» **The problem**
Check the listing below for lines that hold "Ernest". How many are there? Please give only the number.
### Records for this exercise ###
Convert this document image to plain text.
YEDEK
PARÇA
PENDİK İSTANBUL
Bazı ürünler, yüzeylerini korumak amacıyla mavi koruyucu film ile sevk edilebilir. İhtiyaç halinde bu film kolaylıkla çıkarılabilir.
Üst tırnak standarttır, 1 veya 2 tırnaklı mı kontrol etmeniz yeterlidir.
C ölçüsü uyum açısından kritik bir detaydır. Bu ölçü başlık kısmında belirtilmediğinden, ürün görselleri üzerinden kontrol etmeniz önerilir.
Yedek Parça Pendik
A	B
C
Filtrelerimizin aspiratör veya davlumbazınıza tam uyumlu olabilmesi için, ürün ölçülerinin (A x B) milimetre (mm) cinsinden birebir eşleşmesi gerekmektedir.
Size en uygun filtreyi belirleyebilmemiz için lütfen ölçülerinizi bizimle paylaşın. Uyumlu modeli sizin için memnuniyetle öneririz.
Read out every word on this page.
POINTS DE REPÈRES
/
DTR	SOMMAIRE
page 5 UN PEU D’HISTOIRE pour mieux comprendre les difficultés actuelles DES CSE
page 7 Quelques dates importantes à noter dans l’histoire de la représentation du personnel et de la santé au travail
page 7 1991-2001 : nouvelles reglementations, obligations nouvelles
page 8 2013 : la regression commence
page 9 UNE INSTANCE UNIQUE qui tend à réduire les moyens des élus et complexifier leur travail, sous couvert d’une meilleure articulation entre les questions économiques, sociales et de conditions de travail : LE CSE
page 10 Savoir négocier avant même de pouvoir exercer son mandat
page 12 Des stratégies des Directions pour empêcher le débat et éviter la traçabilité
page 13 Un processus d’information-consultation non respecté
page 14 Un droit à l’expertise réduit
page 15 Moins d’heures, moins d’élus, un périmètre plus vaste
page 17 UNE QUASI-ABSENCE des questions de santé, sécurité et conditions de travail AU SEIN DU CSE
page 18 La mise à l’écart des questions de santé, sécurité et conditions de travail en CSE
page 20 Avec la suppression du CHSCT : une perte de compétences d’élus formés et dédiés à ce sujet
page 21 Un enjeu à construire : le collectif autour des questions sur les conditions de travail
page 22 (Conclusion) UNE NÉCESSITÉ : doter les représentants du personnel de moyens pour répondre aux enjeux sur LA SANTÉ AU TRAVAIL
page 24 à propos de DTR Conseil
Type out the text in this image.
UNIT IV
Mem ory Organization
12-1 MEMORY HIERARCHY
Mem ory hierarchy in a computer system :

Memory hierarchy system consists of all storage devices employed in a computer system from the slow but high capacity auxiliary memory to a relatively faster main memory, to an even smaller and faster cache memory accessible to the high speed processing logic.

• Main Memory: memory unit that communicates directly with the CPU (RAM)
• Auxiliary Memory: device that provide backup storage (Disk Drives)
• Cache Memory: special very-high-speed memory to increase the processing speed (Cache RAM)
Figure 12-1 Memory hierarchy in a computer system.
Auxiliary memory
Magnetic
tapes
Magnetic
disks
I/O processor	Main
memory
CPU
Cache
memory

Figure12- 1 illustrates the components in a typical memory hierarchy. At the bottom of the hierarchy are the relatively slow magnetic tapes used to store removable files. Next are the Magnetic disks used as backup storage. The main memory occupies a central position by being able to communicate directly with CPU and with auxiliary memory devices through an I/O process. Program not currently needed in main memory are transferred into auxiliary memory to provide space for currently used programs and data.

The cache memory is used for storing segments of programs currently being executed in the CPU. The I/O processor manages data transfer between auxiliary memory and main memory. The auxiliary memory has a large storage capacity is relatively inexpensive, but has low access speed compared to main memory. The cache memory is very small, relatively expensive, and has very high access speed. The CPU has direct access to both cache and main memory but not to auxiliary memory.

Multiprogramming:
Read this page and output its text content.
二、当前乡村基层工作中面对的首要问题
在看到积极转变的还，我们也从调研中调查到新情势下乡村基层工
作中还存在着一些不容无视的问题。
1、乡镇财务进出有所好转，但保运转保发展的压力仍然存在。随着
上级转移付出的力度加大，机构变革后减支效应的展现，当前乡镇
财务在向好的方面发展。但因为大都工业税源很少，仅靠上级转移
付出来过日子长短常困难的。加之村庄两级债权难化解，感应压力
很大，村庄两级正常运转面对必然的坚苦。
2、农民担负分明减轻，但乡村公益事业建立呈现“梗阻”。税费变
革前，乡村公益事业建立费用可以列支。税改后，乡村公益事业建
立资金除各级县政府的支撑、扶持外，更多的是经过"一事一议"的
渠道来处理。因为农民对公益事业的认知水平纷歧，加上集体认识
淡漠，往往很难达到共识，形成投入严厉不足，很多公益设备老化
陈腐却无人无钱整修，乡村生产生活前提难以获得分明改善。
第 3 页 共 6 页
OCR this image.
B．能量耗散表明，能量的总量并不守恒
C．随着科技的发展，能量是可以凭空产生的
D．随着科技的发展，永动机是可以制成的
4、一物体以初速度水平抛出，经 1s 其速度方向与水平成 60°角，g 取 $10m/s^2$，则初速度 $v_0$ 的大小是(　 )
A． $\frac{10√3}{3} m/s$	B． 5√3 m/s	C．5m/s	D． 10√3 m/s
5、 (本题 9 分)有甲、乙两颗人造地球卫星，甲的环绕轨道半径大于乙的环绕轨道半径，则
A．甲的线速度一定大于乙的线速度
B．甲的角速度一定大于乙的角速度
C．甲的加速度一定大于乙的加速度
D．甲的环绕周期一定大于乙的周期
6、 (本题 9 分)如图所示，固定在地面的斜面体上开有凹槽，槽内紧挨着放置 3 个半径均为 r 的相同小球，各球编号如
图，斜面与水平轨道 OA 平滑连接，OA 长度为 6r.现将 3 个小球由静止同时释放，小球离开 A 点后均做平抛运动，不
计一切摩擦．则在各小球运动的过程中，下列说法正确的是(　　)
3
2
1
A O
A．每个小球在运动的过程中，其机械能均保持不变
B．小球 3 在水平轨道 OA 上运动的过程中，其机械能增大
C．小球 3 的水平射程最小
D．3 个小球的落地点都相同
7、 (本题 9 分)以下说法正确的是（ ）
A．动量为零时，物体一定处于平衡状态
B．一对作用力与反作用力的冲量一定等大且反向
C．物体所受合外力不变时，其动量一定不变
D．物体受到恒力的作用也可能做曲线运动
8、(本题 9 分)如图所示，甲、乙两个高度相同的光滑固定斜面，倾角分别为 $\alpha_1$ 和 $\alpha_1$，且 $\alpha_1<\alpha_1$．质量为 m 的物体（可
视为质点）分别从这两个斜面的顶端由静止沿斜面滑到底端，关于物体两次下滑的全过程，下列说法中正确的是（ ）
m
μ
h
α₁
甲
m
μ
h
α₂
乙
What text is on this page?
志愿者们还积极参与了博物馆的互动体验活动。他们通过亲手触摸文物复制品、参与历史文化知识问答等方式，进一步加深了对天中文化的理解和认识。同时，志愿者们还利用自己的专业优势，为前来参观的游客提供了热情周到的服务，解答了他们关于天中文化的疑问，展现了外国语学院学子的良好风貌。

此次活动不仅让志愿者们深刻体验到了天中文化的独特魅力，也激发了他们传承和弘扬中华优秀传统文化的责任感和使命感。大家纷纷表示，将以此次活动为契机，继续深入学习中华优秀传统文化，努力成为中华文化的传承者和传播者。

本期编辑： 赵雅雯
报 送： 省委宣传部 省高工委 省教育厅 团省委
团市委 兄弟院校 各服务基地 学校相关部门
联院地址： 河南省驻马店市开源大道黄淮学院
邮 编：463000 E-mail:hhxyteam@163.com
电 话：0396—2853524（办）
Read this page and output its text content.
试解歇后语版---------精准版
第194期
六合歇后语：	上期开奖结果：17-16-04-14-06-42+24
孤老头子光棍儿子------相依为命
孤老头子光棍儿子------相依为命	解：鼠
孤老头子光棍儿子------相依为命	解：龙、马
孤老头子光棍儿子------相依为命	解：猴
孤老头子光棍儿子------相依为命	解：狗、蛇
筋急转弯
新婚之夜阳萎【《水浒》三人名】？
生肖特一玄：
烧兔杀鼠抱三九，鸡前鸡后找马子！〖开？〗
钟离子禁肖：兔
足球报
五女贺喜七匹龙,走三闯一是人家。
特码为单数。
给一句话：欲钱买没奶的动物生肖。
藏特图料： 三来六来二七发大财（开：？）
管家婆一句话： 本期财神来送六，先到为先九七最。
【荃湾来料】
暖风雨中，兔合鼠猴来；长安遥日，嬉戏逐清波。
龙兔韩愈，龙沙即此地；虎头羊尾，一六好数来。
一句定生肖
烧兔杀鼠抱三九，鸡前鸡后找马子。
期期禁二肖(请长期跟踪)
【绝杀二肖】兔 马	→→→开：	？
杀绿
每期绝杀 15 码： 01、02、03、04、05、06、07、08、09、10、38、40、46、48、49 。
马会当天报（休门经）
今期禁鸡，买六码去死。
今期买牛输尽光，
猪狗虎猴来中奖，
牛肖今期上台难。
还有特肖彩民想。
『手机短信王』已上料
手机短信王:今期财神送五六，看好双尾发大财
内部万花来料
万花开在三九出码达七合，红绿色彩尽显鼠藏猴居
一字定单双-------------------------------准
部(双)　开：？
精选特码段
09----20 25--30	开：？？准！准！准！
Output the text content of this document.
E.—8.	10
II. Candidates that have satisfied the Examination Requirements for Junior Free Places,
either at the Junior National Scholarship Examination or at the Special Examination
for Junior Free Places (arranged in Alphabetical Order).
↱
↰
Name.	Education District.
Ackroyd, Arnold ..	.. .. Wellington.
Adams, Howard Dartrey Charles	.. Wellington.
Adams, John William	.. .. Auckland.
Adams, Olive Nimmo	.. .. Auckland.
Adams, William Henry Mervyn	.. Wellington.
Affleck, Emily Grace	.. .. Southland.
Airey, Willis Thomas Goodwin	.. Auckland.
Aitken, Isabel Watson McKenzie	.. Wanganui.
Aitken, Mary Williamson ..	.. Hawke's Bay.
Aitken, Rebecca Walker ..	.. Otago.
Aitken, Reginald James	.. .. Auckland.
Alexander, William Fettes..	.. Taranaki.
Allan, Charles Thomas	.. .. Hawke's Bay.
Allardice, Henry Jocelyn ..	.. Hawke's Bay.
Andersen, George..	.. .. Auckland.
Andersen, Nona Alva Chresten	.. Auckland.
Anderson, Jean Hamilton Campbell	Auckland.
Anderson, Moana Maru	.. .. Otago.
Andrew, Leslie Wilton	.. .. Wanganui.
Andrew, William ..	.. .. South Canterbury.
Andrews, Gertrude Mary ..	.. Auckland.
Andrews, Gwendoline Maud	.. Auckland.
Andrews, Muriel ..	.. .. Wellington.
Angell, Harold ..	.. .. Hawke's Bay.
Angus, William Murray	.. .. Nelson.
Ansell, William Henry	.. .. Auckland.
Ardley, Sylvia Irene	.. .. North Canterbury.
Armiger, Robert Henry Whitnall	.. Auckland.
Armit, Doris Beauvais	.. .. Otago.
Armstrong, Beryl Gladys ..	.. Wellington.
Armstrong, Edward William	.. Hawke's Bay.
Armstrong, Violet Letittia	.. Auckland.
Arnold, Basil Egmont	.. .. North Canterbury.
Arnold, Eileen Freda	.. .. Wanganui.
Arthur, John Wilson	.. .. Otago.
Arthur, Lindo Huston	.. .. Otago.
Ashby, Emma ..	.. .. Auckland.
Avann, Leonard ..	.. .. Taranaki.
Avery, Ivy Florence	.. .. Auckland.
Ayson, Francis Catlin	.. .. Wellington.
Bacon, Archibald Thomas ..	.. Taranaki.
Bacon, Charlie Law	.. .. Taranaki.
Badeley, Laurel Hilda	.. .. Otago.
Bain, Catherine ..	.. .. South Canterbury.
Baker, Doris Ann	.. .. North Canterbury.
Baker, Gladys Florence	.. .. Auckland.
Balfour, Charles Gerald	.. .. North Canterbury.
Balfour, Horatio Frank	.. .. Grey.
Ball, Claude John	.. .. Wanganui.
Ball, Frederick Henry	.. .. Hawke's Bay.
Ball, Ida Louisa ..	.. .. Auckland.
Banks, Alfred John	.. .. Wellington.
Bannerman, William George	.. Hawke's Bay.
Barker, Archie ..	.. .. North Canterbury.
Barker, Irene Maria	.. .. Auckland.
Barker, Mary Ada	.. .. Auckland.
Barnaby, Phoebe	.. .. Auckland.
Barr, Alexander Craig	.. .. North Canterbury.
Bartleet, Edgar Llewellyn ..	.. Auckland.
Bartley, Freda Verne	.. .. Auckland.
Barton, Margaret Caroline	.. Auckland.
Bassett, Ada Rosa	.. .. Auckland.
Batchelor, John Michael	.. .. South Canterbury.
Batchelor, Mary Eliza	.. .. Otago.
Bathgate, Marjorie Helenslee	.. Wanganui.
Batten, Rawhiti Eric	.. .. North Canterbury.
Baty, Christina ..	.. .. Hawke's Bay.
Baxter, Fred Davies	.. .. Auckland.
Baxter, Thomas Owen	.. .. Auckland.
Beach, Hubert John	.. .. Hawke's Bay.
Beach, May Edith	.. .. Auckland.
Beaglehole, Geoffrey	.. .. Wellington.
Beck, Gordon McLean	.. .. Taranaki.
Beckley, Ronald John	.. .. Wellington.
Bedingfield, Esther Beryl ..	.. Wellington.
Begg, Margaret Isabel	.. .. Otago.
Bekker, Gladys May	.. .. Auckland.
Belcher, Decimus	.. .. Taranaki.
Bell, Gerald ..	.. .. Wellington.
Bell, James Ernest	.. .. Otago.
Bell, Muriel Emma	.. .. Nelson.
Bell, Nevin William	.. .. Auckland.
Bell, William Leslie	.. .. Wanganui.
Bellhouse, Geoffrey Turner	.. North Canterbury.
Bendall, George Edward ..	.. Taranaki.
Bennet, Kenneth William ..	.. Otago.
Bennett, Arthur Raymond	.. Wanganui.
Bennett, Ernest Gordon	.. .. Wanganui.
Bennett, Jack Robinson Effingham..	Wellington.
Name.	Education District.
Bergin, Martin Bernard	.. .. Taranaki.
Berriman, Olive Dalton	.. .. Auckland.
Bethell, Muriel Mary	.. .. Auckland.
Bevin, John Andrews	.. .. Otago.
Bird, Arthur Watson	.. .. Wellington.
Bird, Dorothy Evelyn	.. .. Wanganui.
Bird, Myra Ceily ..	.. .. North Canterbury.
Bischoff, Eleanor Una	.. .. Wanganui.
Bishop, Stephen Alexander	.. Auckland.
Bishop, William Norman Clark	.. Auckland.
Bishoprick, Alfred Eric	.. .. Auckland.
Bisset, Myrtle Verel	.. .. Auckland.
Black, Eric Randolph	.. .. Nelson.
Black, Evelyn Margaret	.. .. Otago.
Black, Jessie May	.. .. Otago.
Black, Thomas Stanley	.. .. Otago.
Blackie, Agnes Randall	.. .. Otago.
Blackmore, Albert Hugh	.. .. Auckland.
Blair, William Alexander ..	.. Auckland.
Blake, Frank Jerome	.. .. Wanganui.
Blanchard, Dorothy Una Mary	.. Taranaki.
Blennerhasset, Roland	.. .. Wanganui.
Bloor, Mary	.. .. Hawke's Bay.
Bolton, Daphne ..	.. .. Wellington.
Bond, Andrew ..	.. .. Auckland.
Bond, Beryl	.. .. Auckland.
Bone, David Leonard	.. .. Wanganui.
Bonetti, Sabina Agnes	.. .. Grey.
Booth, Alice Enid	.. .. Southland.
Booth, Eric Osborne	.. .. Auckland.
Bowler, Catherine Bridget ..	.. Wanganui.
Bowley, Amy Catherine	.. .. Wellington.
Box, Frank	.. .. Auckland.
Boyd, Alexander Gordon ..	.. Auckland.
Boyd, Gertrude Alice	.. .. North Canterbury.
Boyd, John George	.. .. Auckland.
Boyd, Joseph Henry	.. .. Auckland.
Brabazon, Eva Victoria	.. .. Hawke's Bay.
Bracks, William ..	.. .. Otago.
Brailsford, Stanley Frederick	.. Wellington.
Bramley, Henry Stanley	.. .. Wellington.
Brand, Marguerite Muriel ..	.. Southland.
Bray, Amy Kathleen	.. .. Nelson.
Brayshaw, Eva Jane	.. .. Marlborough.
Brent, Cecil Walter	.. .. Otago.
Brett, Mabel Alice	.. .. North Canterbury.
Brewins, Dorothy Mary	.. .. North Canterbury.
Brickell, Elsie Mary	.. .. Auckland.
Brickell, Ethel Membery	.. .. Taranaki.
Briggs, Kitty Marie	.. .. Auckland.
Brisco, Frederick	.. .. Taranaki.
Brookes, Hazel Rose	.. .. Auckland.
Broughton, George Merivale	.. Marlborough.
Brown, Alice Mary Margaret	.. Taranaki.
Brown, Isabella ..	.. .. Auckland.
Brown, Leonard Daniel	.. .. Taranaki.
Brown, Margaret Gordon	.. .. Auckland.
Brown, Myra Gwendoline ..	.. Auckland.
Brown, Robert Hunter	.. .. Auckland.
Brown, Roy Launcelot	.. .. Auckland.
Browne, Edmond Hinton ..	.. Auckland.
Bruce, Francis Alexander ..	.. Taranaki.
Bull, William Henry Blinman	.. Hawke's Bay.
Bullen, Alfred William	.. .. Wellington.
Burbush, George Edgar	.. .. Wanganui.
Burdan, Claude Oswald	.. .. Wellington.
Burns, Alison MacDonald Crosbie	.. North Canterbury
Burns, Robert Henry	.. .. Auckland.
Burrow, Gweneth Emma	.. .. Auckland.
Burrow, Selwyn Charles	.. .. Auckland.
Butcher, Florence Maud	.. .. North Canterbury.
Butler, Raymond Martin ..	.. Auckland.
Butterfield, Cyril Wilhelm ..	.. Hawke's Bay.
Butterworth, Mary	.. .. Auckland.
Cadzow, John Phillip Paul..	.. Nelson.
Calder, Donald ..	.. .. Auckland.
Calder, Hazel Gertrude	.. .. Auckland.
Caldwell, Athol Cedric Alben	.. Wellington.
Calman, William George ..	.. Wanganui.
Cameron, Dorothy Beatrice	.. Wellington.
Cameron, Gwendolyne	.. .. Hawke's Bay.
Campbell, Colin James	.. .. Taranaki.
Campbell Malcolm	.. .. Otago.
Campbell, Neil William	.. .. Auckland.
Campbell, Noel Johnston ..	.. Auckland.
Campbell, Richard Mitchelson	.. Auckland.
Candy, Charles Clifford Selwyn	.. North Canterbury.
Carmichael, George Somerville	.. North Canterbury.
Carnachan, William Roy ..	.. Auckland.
###
» **Full answer**
2